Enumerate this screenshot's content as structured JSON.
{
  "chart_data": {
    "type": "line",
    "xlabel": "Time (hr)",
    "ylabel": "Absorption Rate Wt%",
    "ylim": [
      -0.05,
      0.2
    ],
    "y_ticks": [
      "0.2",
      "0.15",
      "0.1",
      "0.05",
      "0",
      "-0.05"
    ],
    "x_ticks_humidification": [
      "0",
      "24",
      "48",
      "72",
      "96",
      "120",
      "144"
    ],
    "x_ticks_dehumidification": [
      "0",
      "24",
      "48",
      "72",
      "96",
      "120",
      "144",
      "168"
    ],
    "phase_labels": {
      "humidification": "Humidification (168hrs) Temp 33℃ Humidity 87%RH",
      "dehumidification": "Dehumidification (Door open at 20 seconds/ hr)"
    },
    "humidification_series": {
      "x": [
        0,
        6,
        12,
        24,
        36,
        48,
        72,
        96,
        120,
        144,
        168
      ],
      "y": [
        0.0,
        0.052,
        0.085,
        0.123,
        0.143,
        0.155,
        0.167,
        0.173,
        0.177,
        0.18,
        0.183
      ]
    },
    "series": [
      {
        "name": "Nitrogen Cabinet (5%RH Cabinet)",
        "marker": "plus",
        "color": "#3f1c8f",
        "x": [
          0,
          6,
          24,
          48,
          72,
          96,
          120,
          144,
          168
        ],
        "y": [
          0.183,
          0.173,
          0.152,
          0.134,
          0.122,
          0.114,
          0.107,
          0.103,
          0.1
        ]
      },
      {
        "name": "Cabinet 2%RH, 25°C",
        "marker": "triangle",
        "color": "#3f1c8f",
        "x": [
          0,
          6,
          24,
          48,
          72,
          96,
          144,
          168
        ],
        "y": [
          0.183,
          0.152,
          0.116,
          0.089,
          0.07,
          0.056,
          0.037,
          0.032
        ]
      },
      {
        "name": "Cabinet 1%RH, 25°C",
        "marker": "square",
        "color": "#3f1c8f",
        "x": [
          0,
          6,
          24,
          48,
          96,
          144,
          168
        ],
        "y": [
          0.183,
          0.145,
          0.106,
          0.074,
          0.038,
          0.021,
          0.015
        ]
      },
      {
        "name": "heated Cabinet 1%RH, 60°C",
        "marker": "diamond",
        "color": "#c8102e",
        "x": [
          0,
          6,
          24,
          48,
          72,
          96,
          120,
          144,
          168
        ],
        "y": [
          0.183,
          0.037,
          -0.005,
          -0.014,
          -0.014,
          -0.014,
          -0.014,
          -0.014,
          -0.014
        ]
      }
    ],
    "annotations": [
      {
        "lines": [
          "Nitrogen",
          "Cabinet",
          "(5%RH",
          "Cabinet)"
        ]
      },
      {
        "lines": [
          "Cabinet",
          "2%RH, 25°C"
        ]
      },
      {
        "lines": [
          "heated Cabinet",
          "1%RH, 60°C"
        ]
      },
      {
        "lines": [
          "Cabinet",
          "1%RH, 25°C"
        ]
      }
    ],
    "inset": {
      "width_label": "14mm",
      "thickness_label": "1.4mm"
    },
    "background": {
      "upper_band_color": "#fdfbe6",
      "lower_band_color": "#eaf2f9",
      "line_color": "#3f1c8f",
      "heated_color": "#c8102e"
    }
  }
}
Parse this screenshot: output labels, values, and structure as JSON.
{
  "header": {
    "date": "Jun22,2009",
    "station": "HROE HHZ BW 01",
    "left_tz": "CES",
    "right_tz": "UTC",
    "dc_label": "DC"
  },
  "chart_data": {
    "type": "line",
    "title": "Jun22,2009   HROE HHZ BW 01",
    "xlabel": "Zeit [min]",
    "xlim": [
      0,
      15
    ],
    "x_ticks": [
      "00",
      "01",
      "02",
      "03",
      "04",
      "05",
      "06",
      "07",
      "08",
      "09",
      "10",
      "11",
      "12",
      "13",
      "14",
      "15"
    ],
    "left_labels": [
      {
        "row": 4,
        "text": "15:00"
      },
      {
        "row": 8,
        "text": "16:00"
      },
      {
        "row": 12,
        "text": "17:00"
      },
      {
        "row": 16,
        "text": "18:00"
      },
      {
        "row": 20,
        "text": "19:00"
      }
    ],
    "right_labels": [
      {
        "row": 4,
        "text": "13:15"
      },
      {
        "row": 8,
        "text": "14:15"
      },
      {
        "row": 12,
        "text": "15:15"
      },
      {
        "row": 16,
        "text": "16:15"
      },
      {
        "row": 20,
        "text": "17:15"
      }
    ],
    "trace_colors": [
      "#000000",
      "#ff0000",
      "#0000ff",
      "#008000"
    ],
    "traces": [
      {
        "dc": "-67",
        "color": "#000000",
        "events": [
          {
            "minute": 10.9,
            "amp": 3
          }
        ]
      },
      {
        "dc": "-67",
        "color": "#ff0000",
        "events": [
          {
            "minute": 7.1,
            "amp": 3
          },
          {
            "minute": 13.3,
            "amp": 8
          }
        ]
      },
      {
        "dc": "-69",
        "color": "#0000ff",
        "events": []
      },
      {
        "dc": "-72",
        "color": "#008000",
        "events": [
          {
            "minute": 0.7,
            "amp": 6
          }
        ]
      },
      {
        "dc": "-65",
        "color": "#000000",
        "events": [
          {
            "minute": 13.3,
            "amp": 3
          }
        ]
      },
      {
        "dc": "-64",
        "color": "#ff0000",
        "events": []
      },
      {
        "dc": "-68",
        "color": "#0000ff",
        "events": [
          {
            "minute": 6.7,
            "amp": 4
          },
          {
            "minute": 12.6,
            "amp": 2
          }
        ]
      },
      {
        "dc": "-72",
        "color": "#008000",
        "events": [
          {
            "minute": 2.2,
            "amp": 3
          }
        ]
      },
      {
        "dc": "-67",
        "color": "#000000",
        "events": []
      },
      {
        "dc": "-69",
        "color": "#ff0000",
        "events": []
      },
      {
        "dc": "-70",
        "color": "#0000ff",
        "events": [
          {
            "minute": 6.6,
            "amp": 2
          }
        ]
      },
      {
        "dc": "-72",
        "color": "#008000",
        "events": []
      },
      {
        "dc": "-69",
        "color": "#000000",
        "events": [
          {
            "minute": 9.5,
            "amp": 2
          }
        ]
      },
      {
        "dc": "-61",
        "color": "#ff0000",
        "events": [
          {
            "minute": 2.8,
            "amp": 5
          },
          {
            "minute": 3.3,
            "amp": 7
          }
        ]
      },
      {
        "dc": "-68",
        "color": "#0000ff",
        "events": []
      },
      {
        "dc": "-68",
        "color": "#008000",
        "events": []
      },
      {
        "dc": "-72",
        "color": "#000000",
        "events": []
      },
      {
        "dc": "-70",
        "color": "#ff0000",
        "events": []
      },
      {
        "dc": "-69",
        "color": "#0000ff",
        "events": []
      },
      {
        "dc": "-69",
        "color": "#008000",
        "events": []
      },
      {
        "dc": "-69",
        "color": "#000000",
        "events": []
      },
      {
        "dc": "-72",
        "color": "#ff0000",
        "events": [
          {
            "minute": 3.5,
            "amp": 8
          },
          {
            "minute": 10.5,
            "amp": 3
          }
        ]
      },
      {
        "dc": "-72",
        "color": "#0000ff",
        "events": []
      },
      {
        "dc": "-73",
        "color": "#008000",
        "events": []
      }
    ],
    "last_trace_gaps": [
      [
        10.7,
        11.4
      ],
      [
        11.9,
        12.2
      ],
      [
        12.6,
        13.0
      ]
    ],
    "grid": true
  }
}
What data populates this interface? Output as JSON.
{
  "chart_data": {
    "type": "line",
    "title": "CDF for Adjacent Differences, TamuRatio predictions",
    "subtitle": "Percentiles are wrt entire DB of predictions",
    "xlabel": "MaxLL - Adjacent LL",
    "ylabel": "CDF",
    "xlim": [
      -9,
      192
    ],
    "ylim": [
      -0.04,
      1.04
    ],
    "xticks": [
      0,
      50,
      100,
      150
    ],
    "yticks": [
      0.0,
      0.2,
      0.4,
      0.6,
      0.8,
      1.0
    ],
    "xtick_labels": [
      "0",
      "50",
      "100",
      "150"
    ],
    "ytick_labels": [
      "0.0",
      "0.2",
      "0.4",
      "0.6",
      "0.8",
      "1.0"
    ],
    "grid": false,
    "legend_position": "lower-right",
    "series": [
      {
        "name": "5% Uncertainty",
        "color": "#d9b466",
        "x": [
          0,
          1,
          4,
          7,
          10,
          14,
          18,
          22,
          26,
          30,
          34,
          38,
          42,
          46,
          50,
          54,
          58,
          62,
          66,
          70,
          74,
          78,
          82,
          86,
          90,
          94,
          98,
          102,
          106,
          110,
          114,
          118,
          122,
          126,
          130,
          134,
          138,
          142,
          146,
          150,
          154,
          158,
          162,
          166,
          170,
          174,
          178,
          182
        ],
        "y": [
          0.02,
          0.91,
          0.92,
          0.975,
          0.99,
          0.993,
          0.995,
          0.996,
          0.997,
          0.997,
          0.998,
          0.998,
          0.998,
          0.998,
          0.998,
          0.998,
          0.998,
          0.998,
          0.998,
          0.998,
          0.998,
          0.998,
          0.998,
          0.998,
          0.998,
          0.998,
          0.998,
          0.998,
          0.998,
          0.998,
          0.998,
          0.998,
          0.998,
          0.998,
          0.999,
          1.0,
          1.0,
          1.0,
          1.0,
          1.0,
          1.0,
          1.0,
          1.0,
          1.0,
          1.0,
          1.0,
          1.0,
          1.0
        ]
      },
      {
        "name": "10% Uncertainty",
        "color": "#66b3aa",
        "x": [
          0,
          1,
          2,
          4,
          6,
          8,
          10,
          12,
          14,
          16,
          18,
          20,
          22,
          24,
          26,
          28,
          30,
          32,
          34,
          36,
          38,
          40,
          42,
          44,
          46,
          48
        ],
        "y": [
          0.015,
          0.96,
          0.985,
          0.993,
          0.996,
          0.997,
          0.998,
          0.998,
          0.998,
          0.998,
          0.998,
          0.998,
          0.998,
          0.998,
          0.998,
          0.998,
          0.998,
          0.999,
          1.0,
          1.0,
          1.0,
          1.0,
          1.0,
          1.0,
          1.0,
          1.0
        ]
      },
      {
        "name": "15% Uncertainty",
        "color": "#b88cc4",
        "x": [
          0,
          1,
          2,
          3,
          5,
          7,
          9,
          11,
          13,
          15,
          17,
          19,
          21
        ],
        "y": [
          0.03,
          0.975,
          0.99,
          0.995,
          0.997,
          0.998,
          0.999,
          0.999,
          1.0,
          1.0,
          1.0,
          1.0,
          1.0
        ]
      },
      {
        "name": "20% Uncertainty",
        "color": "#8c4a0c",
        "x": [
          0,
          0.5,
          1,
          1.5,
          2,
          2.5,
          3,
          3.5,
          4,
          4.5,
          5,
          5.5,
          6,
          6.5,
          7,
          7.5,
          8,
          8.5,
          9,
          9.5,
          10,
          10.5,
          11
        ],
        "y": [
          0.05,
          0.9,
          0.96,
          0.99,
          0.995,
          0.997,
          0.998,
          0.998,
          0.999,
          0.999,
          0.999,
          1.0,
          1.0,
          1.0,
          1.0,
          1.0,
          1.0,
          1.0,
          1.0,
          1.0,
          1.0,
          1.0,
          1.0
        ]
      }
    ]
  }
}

**Goal of the exercise:** From the listing above, return each line with the word "xlabel".

**Result for this exercise:**
    "xlabel": "Time (hr)",
    "xlabel": "Zeit [min]",
    "xlabel": "MaxLL - Adjacent LL",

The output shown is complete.